## Start Materials provided

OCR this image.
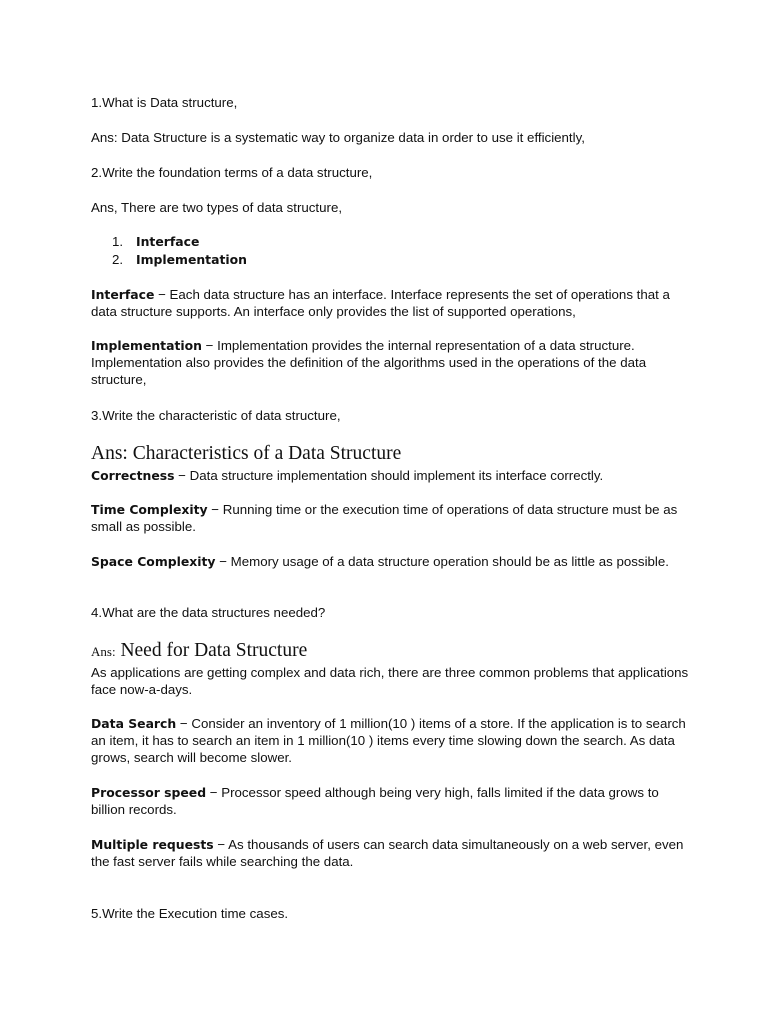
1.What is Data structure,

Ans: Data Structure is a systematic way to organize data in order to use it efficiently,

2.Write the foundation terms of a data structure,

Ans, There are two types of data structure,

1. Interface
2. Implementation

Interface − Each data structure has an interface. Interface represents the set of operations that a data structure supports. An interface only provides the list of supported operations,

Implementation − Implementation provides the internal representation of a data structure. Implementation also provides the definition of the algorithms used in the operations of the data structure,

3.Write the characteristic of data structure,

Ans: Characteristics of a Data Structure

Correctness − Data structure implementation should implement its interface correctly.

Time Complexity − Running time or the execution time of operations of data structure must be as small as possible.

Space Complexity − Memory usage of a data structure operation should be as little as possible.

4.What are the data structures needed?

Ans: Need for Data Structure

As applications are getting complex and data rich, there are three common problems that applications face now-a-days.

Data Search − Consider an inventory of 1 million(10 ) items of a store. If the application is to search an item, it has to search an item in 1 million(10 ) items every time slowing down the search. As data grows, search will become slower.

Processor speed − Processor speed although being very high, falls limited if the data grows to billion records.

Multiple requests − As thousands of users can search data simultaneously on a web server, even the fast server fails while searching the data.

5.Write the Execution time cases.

## End Materials provided
## Start Materials provided

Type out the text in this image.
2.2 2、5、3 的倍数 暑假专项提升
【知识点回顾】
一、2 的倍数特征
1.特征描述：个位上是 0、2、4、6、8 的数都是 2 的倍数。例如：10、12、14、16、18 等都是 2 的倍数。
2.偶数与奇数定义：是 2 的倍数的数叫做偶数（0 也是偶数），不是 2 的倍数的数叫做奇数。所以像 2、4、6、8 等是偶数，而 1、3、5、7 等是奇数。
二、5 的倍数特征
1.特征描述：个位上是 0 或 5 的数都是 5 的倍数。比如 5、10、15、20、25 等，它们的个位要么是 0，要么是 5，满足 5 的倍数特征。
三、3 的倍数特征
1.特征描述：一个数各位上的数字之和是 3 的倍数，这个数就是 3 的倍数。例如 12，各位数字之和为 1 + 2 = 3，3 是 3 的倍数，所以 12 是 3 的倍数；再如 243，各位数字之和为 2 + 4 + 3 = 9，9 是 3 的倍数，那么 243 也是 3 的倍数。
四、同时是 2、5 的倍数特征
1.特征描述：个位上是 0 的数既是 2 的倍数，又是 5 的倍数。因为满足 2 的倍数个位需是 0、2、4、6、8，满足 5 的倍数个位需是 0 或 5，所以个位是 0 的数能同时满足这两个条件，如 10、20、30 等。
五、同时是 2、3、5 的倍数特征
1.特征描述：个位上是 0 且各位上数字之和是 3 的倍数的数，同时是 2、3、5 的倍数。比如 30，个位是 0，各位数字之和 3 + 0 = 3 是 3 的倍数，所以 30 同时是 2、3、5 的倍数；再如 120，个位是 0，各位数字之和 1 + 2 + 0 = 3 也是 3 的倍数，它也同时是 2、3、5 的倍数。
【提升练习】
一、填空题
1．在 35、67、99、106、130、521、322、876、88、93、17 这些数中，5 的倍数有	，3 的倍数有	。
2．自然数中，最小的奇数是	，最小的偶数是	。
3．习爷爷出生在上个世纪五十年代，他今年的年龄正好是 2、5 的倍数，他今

## End Materials provided

Show each line of the listing that holds the string "个位上是".

- Exercise answer -
1.特征描述：个位上是 0、2、4、6、8 的数都是 2 的倍数。例如：10、12、14、16、18 等都是 2 的倍数。
1.特征描述：个位上是 0 或 5 的数都是 5 的倍数。比如 5、10、15、20、25 等，它们的个位要么是 0，要么是 5，满足 5 的倍数特征。
1.特征描述：个位上是 0 的数既是 2 的倍数，又是 5 的倍数。因为满足 2 的倍数个位需是 0、2、4、6、8，满足 5 的倍数个位需是 0 或 5，所以个位是 0 的数能同时满足这两个条件，如 10、20、30 等。
1.特征描述：个位上是 0 且各位上数字之和是 3 的倍数的数，同时是 2、3、5 的倍数。比如 30，个位是 0，各位数字之和 3 + 0 = 3 是 3 的倍数，所以 30 同时是 2、3、5 的倍数；再如 120，个位是 0，各位数字之和 1 + 2 + 0 = 3 也是 3 的倍数，它也同时是 2、3、5 的倍数。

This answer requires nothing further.